_Raw records_
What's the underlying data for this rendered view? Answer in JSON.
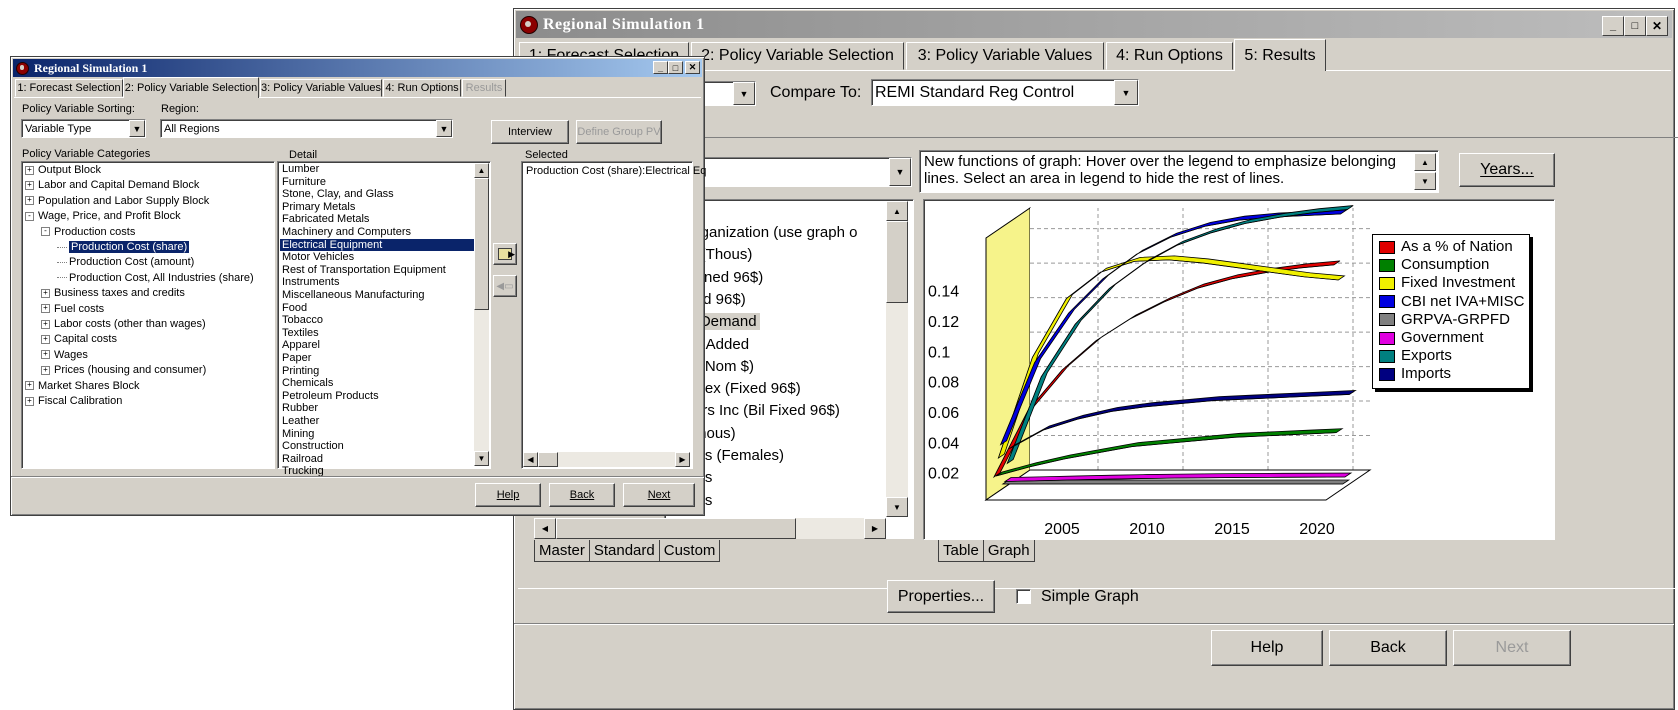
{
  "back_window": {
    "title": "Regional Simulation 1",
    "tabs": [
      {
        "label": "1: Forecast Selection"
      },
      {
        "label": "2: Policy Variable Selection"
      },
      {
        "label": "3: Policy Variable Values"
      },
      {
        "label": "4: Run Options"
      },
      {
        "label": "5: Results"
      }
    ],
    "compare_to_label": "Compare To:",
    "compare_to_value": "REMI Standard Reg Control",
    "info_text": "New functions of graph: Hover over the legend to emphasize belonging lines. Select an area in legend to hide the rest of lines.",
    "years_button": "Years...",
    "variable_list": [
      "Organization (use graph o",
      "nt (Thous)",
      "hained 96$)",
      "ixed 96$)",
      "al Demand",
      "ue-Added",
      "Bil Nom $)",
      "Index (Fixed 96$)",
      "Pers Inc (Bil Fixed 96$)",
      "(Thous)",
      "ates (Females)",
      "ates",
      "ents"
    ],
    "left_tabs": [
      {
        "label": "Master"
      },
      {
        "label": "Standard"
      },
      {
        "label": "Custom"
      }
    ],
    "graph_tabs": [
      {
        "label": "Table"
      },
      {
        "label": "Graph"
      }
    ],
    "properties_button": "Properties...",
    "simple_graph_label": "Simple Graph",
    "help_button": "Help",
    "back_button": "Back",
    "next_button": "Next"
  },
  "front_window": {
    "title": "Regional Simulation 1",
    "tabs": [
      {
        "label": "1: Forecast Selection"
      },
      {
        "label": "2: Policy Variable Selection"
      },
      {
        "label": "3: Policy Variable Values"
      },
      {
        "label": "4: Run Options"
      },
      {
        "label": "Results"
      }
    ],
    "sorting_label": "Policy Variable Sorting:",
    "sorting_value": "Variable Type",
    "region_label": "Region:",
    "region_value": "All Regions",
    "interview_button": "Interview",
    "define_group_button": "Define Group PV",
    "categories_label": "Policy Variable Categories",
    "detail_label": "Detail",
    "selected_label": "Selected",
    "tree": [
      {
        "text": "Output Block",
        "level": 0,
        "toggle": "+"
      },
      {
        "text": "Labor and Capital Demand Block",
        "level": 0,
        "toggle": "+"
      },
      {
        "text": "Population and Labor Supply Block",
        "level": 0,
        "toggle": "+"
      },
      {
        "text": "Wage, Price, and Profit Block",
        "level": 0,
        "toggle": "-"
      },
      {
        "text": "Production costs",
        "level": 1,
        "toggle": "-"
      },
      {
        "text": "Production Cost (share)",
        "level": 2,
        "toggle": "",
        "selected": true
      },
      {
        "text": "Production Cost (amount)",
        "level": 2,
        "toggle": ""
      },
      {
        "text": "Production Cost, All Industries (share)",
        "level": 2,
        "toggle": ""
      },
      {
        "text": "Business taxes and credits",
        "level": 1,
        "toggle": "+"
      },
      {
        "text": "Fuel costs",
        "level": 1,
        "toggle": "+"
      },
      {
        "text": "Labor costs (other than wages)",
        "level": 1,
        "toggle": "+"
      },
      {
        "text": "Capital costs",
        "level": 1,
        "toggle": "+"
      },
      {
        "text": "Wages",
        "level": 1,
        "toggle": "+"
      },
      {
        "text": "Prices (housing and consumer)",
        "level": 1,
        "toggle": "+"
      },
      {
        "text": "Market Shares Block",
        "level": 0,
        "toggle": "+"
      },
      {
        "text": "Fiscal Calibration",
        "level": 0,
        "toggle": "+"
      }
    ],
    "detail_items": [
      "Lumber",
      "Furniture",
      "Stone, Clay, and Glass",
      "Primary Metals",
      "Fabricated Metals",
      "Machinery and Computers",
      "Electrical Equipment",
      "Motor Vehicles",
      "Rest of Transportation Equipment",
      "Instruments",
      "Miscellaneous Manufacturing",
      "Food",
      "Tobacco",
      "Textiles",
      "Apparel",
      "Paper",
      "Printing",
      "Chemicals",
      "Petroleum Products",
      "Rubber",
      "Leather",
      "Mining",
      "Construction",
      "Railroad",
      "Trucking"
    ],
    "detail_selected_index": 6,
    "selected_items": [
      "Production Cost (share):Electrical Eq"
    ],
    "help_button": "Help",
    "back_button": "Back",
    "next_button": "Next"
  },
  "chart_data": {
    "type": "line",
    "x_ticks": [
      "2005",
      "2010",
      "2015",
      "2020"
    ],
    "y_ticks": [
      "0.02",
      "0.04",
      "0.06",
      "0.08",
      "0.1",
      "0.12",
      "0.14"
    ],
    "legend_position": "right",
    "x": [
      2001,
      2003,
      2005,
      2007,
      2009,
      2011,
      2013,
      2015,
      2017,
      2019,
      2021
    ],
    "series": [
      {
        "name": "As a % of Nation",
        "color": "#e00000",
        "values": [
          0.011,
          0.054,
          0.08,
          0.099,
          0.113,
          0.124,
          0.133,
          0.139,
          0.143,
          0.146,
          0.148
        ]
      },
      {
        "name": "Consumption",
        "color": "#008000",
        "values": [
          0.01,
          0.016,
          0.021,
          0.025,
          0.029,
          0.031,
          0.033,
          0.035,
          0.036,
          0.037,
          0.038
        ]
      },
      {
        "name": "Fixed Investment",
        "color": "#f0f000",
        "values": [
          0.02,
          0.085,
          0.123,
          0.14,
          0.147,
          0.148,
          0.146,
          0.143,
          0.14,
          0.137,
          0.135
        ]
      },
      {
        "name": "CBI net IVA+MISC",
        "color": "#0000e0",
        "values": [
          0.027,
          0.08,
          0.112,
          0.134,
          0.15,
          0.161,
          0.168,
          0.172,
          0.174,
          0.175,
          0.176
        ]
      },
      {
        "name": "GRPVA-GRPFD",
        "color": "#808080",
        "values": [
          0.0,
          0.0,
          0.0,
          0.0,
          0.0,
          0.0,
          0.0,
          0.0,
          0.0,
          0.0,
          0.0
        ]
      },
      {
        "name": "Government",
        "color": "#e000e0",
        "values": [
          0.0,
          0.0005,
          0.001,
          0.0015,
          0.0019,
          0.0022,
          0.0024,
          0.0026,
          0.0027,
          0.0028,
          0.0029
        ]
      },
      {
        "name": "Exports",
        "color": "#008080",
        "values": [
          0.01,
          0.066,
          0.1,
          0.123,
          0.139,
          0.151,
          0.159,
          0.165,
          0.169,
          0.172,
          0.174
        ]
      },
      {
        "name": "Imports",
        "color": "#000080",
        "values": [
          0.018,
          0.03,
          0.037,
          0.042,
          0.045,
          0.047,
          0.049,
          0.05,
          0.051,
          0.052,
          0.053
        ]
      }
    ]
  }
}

_What this task involves_
Copy the data exactly. Any picture it contains is to be omitted.

_Correct output_
What's the underlying data for this rendered view? Answer in JSON.
{
  "back_window": {
    "title": "Regional Simulation 1",
    "tabs": [
      {
        "label": "1: Forecast Selection"
      },
      {
        "label": "2: Policy Variable Selection"
      },
      {
        "label": "3: Policy Variable Values"
      },
      {
        "label": "4: Run Options"
      },
      {
        "label": "5: Results"
      }
    ],
    "compare_to_label": "Compare To:",
    "compare_to_value": "REMI Standard Reg Control",
    "info_text": "New functions of graph: Hover over the legend to emphasize belonging lines. Select an area in legend to hide the rest of lines.",
    "years_button": "Years...",
    "variable_list": [
      "Organization (use graph o",
      "nt (Thous)",
      "hained 96$)",
      "ixed 96$)",
      "al Demand",
      "ue-Added",
      "Bil Nom $)",
      "Index (Fixed 96$)",
      "Pers Inc (Bil Fixed 96$)",
      "(Thous)",
      "ates (Females)",
      "ates",
      "ents"
    ],
    "left_tabs": [
      {
        "label": "Master"
      },
      {
        "label": "Standard"
      },
      {
        "label": "Custom"
      }
    ],
    "graph_tabs": [
      {
        "label": "Table"
      },
      {
        "label": "Graph"
      }
    ],
    "properties_button": "Properties...",
    "simple_graph_label": "Simple Graph",
    "help_button": "Help",
    "back_button": "Back",
    "next_button": "Next"
  },
  "front_window": {
    "title": "Regional Simulation 1",
    "tabs": [
      {
        "label": "1: Forecast Selection"
      },
      {
        "label": "2: Policy Variable Selection"
      },
      {
        "label": "3: Policy Variable Values"
      },
      {
        "label": "4: Run Options"
      },
      {
        "label": "Results"
      }
    ],
    "sorting_label": "Policy Variable Sorting:",
    "sorting_value": "Variable Type",
    "region_label": "Region:",
    "region_value": "All Regions",
    "interview_button": "Interview",
    "define_group_button": "Define Group PV",
    "categories_label": "Policy Variable Categories",
    "detail_label": "Detail",
    "selected_label": "Selected",
    "tree": [
      {
        "text": "Output Block",
        "level": 0,
        "toggle": "+"
      },
      {
        "text": "Labor and Capital Demand Block",
        "level": 0,
        "toggle": "+"
      },
      {
        "text": "Population and Labor Supply Block",
        "level": 0,
        "toggle": "+"
      },
      {
        "text": "Wage, Price, and Profit Block",
        "level": 0,
        "toggle": "-"
      },
      {
        "text": "Production costs",
        "level": 1,
        "toggle": "-"
      },
      {
        "text": "Production Cost (share)",
        "level": 2,
        "toggle": "",
        "selected": true
      },
      {
        "text": "Production Cost (amount)",
        "level": 2,
        "toggle": ""
      },
      {
        "text": "Production Cost, All Industries (share)",
        "level": 2,
        "toggle": ""
      },
      {
        "text": "Business taxes and credits",
        "level": 1,
        "toggle": "+"
      },
      {
        "text": "Fuel costs",
        "level": 1,
        "toggle": "+"
      },
      {
        "text": "Labor costs (other than wages)",
        "level": 1,
        "toggle": "+"
      },
      {
        "text": "Capital costs",
        "level": 1,
        "toggle": "+"
      },
      {
        "text": "Wages",
        "level": 1,
        "toggle": "+"
      },
      {
        "text": "Prices (housing and consumer)",
        "level": 1,
        "toggle": "+"
      },
      {
        "text": "Market Shares Block",
        "level": 0,
        "toggle": "+"
      },
      {
        "text": "Fiscal Calibration",
        "level": 0,
        "toggle": "+"
      }
    ],
    "detail_items": [
      "Lumber",
      "Furniture",
      "Stone, Clay, and Glass",
      "Primary Metals",
      "Fabricated Metals",
      "Machinery and Computers",
      "Electrical Equipment",
      "Motor Vehicles",
      "Rest of Transportation Equipment",
      "Instruments",
      "Miscellaneous Manufacturing",
      "Food",
      "Tobacco",
      "Textiles",
      "Apparel",
      "Paper",
      "Printing",
      "Chemicals",
      "Petroleum Products",
      "Rubber",
      "Leather",
      "Mining",
      "Construction",
      "Railroad",
      "Trucking"
    ],
    "detail_selected_index": 6,
    "selected_items": [
      "Production Cost (share):Electrical Eq"
    ],
    "help_button": "Help",
    "back_button": "Back",
    "next_button": "Next"
  },
  "chart_data": {
    "type": "line",
    "x_ticks": [
      "2005",
      "2010",
      "2015",
      "2020"
    ],
    "y_ticks": [
      "0.02",
      "0.04",
      "0.06",
      "0.08",
      "0.1",
      "0.12",
      "0.14"
    ],
    "legend_position": "right",
    "x": [
      2001,
      2003,
      2005,
      2007,
      2009,
      2011,
      2013,
      2015,
      2017,
      2019,
      2021
    ],
    "series": [
      {
        "name": "As a % of Nation",
        "color": "#e00000",
        "values": [
          0.011,
          0.054,
          0.08,
          0.099,
          0.113,
          0.124,
          0.133,
          0.139,
          0.143,
          0.146,
          0.148
        ]
      },
      {
        "name": "Consumption",
        "color": "#008000",
        "values": [
          0.01,
          0.016,
          0.021,
          0.025,
          0.029,
          0.031,
          0.033,
          0.035,
          0.036,
          0.037,
          0.038
        ]
      },
      {
        "name": "Fixed Investment",
        "color": "#f0f000",
        "values": [
          0.02,
          0.085,
          0.123,
          0.14,
          0.147,
          0.148,
          0.146,
          0.143,
          0.14,
          0.137,
          0.135
        ]
      },
      {
        "name": "CBI net IVA+MISC",
        "color": "#0000e0",
        "values": [
          0.027,
          0.08,
          0.112,
          0.134,
          0.15,
          0.161,
          0.168,
          0.172,
          0.174,
          0.175,
          0.176
        ]
      },
      {
        "name": "GRPVA-GRPFD",
        "color": "#808080",
        "values": [
          0.0,
          0.0,
          0.0,
          0.0,
          0.0,
          0.0,
          0.0,
          0.0,
          0.0,
          0.0,
          0.0
        ]
      },
      {
        "name": "Government",
        "color": "#e000e0",
        "values": [
          0.0,
          0.0005,
          0.001,
          0.0015,
          0.0019,
          0.0022,
          0.0024,
          0.0026,
          0.0027,
          0.0028,
          0.0029
        ]
      },
      {
        "name": "Exports",
        "color": "#008080",
        "values": [
          0.01,
          0.066,
          0.1,
          0.123,
          0.139,
          0.151,
          0.159,
          0.165,
          0.169,
          0.172,
          0.174
        ]
      },
      {
        "name": "Imports",
        "color": "#000080",
        "values": [
          0.018,
          0.03,
          0.037,
          0.042,
          0.045,
          0.047,
          0.049,
          0.05,
          0.051,
          0.052,
          0.053
        ]
      }
    ]
  }
}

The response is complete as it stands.